■ Directions ■
Go through the records and show each line where the word "title" occurs.

***** Exercise inputs

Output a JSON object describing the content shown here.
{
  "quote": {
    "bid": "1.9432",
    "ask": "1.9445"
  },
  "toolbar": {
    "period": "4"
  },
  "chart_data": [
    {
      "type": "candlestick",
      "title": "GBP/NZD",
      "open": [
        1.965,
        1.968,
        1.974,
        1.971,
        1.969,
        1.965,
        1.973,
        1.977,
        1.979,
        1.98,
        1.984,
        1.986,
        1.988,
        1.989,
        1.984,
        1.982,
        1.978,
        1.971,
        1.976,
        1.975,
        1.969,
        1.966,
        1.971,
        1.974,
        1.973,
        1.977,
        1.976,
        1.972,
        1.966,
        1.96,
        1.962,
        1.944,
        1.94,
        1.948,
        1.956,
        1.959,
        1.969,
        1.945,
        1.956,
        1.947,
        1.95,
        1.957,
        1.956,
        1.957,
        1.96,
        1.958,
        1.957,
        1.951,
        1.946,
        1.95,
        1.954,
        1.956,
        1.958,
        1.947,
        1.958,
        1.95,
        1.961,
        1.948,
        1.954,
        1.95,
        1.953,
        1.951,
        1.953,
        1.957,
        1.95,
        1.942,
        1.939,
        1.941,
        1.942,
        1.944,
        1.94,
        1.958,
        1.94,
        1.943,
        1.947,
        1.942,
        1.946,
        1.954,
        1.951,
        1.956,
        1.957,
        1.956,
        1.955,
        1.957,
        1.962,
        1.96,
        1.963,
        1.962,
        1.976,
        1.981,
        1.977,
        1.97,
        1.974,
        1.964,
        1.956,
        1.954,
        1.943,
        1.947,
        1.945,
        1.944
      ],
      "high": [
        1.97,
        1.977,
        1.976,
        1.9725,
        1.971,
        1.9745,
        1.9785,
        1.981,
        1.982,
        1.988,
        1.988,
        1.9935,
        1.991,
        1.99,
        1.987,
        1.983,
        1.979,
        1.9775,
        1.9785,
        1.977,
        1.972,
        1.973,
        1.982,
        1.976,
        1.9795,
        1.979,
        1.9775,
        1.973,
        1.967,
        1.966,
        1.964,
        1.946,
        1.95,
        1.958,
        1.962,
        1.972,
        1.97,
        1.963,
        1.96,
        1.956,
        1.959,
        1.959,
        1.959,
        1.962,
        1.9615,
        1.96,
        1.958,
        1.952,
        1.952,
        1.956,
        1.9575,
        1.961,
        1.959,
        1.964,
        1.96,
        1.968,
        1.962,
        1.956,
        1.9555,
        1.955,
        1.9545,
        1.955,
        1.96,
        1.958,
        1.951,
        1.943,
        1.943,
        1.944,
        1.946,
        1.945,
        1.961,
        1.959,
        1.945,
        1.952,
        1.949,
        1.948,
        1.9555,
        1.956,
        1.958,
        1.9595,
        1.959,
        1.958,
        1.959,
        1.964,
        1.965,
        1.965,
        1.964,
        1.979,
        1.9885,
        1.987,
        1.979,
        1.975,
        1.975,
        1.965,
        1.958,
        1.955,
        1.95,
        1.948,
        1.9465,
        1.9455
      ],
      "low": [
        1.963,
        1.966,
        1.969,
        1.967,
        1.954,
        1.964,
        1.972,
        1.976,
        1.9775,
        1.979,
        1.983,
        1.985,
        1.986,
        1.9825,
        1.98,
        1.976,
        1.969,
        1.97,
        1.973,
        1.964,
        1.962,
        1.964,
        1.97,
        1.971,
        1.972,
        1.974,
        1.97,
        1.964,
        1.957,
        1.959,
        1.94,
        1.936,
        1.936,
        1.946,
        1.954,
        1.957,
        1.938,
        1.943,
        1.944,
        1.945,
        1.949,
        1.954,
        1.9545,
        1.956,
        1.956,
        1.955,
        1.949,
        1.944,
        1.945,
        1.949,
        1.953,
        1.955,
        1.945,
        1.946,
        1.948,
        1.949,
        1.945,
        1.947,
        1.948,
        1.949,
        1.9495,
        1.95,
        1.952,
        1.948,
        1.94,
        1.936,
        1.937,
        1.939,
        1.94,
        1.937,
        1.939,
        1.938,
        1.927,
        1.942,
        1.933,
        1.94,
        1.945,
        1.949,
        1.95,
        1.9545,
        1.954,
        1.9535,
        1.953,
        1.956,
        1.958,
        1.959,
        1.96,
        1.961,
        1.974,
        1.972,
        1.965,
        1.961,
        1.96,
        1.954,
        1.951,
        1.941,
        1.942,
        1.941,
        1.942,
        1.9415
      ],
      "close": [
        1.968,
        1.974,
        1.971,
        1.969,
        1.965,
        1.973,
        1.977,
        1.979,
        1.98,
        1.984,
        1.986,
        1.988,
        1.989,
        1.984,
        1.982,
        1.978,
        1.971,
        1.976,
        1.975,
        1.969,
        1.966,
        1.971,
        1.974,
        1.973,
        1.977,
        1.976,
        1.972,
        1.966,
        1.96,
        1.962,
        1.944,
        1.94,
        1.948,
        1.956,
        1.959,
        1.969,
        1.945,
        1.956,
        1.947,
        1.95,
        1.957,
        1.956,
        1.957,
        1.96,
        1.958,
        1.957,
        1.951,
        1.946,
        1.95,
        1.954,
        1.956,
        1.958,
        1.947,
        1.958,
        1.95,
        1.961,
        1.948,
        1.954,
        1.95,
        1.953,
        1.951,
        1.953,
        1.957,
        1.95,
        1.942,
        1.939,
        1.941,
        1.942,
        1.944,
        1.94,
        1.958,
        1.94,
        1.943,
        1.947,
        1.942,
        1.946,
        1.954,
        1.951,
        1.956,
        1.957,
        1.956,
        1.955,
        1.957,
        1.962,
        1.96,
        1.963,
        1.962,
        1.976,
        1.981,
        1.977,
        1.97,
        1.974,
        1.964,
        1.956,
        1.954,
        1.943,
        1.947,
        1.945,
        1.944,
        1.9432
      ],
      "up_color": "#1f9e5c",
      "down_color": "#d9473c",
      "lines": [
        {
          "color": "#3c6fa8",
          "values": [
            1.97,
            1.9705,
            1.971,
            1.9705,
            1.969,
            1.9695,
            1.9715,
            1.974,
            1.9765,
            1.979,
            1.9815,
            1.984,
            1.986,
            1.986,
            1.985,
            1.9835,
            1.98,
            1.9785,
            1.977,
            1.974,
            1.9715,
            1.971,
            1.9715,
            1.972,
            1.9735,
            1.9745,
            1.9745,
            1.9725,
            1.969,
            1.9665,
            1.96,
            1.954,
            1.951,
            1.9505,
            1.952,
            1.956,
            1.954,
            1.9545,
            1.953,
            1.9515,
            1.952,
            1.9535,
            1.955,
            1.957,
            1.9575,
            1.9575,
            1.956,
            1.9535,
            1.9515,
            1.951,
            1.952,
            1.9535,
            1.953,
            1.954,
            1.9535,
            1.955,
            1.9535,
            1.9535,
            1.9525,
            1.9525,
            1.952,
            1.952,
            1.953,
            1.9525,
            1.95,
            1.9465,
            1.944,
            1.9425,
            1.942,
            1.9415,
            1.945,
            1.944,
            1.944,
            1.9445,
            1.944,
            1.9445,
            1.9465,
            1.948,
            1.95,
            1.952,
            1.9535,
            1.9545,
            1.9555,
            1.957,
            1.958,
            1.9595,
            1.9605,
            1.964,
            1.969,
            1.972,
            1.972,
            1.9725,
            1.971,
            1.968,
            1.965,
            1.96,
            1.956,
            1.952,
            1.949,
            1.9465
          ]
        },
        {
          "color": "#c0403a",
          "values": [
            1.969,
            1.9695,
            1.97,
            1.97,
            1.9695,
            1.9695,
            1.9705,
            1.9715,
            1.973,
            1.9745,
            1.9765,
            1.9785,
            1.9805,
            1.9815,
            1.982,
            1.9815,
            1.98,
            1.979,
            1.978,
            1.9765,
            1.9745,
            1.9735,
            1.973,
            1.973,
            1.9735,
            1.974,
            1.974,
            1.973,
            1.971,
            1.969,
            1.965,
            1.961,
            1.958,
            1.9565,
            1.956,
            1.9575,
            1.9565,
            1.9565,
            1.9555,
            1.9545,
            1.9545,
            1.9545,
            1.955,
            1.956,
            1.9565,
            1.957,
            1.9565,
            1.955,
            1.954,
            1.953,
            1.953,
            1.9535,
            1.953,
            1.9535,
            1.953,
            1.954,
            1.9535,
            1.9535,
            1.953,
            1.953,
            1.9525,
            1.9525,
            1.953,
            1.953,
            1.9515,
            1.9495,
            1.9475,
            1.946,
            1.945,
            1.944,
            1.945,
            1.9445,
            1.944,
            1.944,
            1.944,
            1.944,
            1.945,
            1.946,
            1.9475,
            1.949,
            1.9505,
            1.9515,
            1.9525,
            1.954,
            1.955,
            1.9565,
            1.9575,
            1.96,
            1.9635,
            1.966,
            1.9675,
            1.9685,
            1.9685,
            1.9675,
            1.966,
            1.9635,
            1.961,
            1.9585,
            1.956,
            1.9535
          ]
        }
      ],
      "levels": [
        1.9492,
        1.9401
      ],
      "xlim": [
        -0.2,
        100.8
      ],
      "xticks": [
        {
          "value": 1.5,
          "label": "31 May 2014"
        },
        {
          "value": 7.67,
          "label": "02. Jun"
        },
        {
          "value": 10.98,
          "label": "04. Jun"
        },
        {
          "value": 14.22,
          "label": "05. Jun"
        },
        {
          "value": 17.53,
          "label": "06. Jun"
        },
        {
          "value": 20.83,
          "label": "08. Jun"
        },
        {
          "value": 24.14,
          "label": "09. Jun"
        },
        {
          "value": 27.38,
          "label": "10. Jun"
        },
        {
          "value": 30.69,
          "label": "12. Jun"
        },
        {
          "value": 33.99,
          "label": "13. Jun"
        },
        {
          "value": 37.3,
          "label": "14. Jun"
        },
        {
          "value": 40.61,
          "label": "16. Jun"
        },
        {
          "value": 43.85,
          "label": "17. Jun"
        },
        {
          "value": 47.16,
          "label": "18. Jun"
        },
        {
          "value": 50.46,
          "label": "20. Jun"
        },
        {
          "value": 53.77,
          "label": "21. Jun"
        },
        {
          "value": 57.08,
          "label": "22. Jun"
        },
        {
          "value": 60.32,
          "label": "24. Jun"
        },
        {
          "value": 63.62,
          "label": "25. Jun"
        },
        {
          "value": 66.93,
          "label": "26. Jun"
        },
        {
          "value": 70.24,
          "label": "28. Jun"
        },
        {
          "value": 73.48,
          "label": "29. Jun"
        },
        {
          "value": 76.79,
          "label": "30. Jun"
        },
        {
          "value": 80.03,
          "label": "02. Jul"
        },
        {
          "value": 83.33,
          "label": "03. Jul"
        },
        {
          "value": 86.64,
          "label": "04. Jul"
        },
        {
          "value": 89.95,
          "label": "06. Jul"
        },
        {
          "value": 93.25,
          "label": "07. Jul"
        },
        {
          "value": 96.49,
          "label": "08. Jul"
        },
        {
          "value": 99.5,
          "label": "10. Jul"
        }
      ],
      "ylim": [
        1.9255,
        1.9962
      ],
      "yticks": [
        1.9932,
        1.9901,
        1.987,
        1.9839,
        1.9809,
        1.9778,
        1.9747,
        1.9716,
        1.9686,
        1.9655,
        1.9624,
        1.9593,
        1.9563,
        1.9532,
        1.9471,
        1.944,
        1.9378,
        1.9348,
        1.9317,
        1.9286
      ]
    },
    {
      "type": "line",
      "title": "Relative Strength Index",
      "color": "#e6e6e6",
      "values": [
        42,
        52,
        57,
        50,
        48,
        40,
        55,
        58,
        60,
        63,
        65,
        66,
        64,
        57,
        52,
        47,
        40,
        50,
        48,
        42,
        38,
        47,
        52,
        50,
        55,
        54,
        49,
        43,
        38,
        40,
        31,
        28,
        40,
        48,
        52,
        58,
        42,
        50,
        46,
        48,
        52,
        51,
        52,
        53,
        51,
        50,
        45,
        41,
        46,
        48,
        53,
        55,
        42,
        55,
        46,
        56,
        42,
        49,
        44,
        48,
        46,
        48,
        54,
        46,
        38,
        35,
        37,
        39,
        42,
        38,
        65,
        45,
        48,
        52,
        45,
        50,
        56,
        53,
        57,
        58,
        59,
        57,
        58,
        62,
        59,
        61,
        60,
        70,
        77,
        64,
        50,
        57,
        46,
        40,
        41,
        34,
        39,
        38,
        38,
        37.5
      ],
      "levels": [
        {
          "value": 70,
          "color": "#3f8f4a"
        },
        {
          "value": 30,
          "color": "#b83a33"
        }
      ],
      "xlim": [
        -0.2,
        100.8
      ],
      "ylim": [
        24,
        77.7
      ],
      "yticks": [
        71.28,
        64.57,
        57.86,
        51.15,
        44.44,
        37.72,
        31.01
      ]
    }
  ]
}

**********

■ The result ■
      "title": "GBP/NZD",
      "title": "Relative Strength Index",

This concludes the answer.